* Start Information shown *
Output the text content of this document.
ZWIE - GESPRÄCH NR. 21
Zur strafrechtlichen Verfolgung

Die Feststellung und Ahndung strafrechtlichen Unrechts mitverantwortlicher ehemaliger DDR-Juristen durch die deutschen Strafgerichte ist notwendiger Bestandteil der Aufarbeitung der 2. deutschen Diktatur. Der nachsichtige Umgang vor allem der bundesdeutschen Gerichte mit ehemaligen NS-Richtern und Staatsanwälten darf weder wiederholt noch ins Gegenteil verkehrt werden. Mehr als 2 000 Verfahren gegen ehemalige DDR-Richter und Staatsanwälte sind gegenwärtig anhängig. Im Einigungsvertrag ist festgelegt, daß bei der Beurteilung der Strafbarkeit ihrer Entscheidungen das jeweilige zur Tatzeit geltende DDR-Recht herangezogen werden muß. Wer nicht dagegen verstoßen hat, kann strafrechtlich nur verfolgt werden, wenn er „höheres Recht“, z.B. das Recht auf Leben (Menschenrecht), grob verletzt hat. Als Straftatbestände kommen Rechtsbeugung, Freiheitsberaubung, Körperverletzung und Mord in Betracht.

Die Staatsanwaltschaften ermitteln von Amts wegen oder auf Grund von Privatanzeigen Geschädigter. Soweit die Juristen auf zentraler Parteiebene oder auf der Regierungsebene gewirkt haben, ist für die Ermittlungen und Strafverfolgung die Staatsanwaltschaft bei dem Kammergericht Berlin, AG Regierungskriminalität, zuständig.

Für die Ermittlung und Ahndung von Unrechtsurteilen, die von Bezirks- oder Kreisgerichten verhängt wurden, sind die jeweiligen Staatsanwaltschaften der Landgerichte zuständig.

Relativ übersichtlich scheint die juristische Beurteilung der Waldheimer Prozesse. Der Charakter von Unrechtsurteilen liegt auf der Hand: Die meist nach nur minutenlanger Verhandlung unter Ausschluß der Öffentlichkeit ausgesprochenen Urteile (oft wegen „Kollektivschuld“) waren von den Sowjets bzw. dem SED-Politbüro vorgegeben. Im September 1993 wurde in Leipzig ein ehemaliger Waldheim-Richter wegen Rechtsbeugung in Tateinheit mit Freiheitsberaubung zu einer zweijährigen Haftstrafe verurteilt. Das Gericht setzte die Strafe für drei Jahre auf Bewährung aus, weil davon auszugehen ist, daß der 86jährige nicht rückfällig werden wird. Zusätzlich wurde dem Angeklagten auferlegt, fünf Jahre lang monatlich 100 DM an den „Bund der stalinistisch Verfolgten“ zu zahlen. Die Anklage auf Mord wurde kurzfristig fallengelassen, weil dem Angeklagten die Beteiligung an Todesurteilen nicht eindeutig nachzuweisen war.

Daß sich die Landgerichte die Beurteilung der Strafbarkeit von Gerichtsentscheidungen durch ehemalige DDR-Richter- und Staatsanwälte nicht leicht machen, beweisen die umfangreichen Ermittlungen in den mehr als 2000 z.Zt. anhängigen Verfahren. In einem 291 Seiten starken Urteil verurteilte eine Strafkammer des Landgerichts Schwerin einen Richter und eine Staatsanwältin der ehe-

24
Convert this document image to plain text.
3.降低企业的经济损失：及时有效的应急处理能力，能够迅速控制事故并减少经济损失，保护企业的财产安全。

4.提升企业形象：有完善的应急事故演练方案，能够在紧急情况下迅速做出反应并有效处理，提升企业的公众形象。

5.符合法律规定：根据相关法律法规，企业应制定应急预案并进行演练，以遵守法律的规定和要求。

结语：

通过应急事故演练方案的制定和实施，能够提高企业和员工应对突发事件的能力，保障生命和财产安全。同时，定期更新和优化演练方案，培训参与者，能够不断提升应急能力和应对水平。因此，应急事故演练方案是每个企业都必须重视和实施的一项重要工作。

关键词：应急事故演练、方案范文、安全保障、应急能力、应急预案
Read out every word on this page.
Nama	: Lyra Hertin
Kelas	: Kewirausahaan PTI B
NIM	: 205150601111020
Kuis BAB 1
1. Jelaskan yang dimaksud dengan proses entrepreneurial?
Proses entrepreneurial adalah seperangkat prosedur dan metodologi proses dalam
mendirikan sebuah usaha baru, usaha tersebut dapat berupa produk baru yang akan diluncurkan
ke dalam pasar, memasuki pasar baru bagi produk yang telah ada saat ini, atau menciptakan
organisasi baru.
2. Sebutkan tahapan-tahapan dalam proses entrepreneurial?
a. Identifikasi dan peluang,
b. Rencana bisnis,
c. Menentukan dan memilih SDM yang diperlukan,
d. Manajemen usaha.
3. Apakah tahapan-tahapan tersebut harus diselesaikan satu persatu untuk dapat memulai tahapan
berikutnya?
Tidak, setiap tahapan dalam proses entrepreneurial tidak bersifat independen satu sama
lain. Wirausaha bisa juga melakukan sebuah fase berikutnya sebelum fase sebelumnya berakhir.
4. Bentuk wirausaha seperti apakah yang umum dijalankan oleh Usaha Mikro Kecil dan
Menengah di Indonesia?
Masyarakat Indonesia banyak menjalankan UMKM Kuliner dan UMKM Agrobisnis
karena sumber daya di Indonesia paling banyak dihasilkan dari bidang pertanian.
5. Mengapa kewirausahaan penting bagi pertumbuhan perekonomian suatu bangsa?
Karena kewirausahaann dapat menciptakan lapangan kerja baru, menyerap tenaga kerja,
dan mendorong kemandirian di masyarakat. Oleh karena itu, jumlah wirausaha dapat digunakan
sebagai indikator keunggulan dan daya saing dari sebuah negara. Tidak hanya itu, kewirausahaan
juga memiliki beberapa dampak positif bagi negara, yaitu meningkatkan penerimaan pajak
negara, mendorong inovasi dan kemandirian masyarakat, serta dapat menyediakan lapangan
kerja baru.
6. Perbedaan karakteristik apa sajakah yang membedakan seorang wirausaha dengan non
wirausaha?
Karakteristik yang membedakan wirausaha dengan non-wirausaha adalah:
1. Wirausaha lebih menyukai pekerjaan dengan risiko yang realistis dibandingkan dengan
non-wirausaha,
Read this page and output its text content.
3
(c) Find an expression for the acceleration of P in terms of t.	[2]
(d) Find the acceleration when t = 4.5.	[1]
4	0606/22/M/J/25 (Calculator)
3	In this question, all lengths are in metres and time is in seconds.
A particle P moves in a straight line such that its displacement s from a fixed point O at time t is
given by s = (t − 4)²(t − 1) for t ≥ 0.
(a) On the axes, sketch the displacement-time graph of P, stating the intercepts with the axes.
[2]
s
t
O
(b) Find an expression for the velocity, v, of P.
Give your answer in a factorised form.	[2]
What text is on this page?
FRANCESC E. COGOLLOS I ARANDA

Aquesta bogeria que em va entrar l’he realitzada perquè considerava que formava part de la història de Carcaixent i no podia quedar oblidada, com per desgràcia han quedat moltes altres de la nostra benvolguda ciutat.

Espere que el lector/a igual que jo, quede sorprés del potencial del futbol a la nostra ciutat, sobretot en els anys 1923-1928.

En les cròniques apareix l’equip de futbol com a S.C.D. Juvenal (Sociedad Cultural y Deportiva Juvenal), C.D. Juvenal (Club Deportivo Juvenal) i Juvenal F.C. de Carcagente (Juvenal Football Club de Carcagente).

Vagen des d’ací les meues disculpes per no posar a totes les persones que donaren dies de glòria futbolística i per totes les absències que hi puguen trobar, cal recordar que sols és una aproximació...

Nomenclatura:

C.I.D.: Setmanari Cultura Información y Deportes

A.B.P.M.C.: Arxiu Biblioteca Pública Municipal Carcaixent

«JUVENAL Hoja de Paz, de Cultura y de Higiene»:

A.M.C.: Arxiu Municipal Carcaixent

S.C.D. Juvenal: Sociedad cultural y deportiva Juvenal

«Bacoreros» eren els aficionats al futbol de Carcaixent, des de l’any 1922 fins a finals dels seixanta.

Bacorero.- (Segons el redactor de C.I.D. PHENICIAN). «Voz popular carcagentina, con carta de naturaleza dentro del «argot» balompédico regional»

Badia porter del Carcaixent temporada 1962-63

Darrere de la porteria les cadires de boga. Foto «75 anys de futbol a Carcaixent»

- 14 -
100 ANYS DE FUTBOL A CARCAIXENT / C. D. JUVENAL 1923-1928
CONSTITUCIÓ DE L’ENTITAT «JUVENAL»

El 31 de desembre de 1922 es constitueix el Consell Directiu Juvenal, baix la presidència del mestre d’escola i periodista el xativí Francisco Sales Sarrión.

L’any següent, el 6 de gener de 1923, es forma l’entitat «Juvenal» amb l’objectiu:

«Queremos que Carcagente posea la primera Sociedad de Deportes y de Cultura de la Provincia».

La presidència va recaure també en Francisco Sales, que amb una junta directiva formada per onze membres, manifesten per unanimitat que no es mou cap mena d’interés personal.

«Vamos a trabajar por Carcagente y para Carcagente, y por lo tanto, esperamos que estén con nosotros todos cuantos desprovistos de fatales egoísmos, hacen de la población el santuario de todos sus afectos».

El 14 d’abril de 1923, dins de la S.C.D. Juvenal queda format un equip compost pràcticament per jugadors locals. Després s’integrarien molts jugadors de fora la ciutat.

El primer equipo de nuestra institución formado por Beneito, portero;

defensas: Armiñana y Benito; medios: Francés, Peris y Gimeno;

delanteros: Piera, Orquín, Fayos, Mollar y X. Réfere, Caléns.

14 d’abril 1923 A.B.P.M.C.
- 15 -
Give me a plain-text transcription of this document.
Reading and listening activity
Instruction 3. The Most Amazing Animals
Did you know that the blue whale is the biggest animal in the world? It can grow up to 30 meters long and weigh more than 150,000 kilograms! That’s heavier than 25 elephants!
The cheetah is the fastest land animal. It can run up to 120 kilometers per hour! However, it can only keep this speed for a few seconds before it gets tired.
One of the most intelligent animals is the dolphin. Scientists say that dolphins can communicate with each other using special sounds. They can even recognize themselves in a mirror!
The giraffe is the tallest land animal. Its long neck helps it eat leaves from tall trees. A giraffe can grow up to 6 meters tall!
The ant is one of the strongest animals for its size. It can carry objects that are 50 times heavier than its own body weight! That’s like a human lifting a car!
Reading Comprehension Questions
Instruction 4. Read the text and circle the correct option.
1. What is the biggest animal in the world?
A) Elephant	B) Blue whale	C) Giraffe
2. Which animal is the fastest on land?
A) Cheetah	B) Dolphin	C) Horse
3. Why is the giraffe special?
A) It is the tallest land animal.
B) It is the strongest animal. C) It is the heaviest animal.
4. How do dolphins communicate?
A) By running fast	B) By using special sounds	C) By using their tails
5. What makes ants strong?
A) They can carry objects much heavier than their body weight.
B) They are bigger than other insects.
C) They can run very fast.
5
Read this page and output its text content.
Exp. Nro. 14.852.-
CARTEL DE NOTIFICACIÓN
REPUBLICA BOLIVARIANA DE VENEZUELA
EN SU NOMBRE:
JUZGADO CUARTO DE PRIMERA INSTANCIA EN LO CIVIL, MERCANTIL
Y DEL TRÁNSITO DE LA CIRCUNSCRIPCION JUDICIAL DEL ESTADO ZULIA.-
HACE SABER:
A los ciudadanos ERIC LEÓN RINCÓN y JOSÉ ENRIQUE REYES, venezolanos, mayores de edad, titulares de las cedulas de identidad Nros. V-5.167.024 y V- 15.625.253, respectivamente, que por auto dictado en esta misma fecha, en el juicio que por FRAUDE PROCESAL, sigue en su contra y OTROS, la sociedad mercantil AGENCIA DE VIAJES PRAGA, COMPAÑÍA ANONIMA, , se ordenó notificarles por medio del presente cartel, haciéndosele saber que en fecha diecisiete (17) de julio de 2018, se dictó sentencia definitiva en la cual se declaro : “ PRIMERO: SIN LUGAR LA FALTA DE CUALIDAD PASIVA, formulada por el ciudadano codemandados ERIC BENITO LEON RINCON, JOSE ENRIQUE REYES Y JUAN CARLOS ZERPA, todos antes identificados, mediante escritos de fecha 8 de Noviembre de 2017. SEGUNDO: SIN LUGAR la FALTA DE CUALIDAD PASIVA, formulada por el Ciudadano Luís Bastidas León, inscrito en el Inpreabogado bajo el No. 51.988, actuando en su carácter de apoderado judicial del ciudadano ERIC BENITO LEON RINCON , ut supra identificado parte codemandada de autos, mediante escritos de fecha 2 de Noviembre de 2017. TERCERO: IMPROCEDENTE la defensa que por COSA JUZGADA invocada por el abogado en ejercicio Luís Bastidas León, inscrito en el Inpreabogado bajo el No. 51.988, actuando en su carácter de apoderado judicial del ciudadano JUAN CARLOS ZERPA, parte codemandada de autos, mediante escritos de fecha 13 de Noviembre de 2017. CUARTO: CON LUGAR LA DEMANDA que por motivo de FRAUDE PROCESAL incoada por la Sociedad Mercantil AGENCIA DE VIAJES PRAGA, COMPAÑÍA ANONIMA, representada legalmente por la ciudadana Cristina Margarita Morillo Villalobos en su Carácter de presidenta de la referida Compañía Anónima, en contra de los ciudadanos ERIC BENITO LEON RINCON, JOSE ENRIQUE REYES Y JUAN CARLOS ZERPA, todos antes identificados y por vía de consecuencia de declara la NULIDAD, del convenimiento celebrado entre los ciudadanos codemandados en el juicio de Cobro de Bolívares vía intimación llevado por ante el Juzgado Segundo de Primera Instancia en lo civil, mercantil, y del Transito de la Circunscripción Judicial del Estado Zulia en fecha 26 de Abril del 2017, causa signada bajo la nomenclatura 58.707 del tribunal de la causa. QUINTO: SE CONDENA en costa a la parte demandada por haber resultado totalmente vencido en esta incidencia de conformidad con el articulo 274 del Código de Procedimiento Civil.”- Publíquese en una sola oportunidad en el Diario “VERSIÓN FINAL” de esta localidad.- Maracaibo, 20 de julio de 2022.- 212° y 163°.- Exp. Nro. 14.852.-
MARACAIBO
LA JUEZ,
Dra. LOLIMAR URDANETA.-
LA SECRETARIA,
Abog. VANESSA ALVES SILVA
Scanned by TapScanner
* End Information shown *
• _What is expected_
Report each line in the preceding entries that holds the string "grow".

• _Output for this exercise_
Did you know that the blue whale is the biggest animal in the world? It can grow up to 30 meters long and weigh more than 150,000 kilograms! That’s heavier than 25 elephants!
The giraffe is the tallest land animal. Its long neck helps it eat leaves from tall trees. A giraffe can grow up to 6 meters tall!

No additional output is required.